• **TASK DETAILS**:
List each line of the data that holds the string "функции".

• **Dataset entries**:
# # #

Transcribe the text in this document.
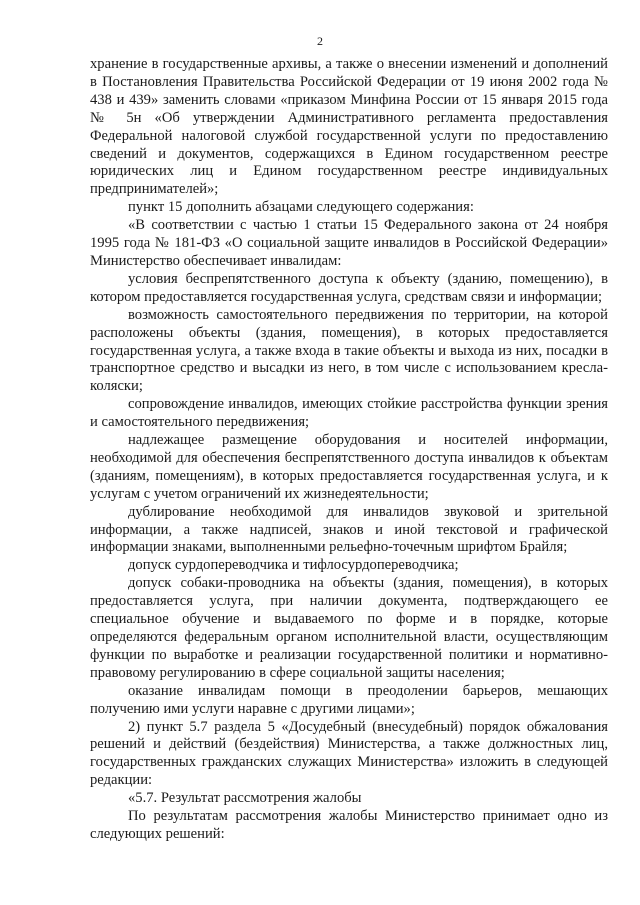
2

хранение в государственные архивы, а также о внесении изменений и дополнений в Постановления Правительства Российской Федерации от 19 июня 2002 года № 438 и 439» заменить словами «приказом Минфина России от 15 января 2015 года № 5н «Об утверждении Административного регламента предоставления Федеральной налоговой службой государственной услуги по предоставлению сведений и документов, содержащихся в Едином государственном реестре юридических лиц и Едином государственном реестре индивидуальных предпринимателей»;

пункт 15 дополнить абзацами следующего содержания:

«В соответствии с частью 1 статьи 15 Федерального закона от 24 ноября 1995 года № 181-ФЗ «О социальной защите инвалидов в Российской Федерации» Министерство обеспечивает инвалидам:

условия беспрепятственного доступа к объекту (зданию, помещению), в котором предоставляется государственная услуга, средствам связи и информации;

возможность самостоятельного передвижения по территории, на которой расположены объекты (здания, помещения), в которых предоставляется государственная услуга, а также входа в такие объекты и выхода из них, посадки в транспортное средство и высадки из него, в том числе с использованием кресла-коляски;

сопровождение инвалидов, имеющих стойкие расстройства функции зрения и самостоятельного передвижения;

надлежащее размещение оборудования и носителей информации, необходимой для обеспечения беспрепятственного доступа инвалидов к объектам (зданиям, помещениям), в которых предоставляется государственная услуга, и к услугам с учетом ограничений их жизнедеятельности;

дублирование необходимой для инвалидов звуковой и зрительной информации, а также надписей, знаков и иной текстовой и графической информации знаками, выполненными рельефно-точечным шрифтом Брайля;

допуск сурдопереводчика и тифлосурдопереводчика;

допуск собаки-проводника на объекты (здания, помещения), в которых предоставляется услуга, при наличии документа, подтверждающего ее специальное обучение и выдаваемого по форме и в порядке, которые определяются федеральным органом исполнительной власти, осуществляющим функции по выработке и реализации государственной политики и нормативно-правовому регулированию в сфере социальной защиты населения;

оказание инвалидам помощи в преодолении барьеров, мешающих получению ими услуги наравне с другими лицами»;

2) пункт 5.7 раздела 5 «Досудебный (внесудебный) порядок обжалования решений и действий (бездействия) Министерства, а также должностных лиц, государственных гражданских служащих Министерства» изложить в следующей редакции:

«5.7. Результат рассмотрения жалобы

По результатам рассмотрения жалобы Министерство принимает одно из следующих решений:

# # #

• **REPLY TO THE EXERCISE**:
сопровождение инвалидов, имеющих стойкие расстройства функции зрения и самостоятельного передвижения;
допуск собаки-проводника на объекты (здания, помещения), в которых предоставляется услуга, при наличии документа, подтверждающего ее специальное обучение и выдаваемого по форме и в порядке, которые определяются федеральным органом исполнительной власти, осуществляющим функции по выработке и реализации государственной политики и нормативно-правовому регулированию в сфере социальной защиты населения;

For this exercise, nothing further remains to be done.